» **Task directions**
Search the data for the word "обеспечивающих" and copy every line where it occurs.

---

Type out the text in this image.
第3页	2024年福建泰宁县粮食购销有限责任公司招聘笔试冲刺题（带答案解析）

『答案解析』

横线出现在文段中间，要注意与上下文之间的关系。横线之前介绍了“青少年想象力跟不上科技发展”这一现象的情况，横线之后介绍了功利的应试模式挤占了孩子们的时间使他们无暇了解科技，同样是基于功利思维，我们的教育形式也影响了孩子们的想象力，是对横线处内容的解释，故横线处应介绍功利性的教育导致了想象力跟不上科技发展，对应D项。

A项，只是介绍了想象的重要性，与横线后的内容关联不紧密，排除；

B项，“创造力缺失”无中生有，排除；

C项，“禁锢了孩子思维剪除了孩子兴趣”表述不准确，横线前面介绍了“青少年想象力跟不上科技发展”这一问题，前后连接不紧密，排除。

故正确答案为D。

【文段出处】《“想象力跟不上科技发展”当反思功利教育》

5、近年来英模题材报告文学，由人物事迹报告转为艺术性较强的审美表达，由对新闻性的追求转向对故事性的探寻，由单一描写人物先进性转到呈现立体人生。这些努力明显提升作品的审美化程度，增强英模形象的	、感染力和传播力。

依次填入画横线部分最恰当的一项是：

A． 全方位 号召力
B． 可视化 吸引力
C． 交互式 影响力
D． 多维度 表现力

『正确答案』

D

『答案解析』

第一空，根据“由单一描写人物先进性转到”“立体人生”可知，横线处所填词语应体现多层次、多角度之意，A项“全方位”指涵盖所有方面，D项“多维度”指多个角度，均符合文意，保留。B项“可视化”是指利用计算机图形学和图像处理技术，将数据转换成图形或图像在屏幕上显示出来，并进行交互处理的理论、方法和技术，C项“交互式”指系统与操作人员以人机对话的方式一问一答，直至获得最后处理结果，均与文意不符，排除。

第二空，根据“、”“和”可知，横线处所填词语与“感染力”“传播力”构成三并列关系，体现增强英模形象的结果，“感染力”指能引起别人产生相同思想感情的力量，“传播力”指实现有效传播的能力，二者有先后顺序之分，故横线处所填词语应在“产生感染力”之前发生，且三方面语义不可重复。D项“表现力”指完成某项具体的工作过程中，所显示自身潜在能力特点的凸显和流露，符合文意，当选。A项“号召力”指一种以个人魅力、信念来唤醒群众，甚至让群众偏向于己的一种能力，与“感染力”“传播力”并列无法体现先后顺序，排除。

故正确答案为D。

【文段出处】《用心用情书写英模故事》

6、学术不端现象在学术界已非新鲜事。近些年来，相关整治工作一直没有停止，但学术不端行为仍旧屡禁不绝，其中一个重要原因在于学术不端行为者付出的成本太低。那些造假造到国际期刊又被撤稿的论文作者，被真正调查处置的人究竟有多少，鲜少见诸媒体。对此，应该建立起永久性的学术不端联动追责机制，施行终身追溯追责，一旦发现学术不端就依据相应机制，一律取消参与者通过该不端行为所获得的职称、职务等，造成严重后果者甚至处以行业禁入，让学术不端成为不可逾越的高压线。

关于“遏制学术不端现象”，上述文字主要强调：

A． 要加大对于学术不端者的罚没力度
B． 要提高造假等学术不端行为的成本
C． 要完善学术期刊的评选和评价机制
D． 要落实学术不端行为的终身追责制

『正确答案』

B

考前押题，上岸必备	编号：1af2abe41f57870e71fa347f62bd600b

---

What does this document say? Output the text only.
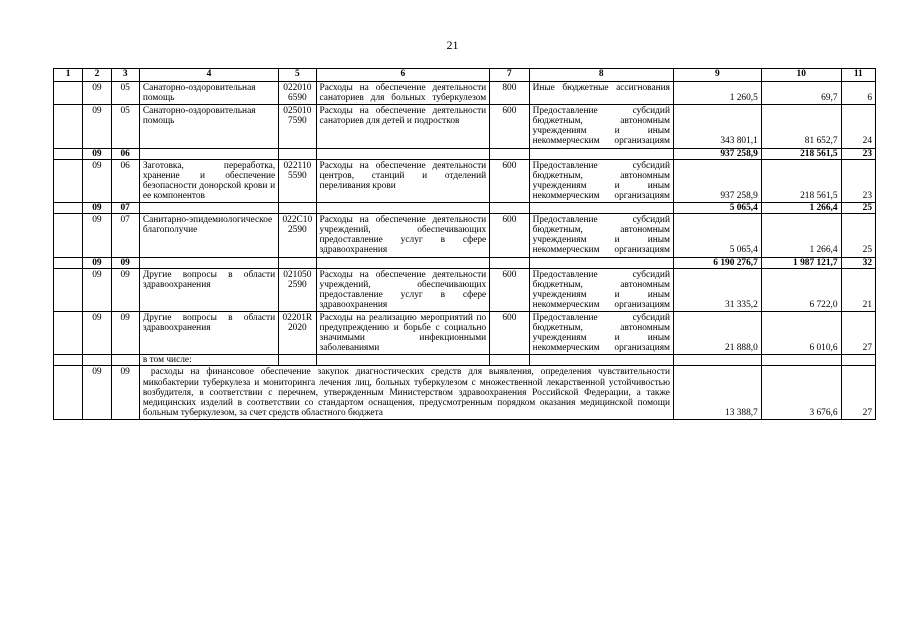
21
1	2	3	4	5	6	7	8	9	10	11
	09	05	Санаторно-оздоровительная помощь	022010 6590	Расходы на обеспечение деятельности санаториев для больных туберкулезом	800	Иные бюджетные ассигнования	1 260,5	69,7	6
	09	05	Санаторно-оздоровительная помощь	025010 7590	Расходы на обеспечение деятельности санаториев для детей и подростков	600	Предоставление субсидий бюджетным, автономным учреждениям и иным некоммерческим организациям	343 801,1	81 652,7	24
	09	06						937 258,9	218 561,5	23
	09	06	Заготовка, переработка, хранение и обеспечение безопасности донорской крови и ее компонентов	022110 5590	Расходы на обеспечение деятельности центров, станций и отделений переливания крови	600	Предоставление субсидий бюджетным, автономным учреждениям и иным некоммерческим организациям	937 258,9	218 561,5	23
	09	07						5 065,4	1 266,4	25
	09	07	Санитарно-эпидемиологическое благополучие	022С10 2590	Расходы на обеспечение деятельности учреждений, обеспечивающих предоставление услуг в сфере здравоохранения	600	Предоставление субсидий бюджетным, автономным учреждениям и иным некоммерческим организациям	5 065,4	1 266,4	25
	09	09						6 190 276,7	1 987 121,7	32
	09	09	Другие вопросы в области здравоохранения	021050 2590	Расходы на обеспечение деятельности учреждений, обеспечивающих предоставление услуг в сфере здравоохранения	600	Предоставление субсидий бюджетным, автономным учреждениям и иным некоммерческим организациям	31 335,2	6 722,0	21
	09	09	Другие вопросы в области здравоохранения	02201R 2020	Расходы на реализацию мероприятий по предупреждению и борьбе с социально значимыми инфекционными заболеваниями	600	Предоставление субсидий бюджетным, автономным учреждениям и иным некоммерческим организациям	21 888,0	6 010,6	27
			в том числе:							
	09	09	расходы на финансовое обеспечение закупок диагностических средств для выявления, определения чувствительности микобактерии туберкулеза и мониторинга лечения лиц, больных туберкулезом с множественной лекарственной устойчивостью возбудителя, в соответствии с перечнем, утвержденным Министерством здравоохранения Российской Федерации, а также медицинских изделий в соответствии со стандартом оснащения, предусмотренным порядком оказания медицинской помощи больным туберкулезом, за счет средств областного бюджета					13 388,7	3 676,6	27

---

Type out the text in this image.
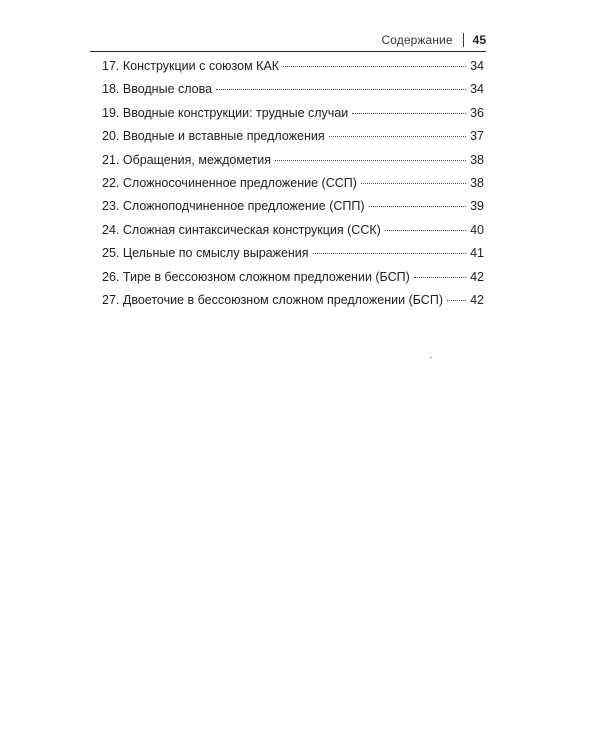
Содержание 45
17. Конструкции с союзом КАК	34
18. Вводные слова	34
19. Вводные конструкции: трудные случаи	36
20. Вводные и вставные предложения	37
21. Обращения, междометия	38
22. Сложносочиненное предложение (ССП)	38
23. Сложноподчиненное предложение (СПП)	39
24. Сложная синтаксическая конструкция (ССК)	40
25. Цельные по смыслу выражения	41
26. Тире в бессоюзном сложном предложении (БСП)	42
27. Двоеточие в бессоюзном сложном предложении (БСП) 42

---

» **Correct answer**
	09	07	Санитарно-эпидемиологическое благополучие	022С10 2590	Расходы на обеспечение деятельности учреждений, обеспечивающих предоставление услуг в сфере здравоохранения	600	Предоставление субсидий бюджетным, автономным учреждениям и иным некоммерческим организациям	5 065,4	1 266,4	25
	09	09	Другие вопросы в области здравоохранения	021050 2590	Расходы на обеспечение деятельности учреждений, обеспечивающих предоставление услуг в сфере здравоохранения	600	Предоставление субсидий бюджетным, автономным учреждениям и иным некоммерческим организациям	31 335,2	6 722,0	21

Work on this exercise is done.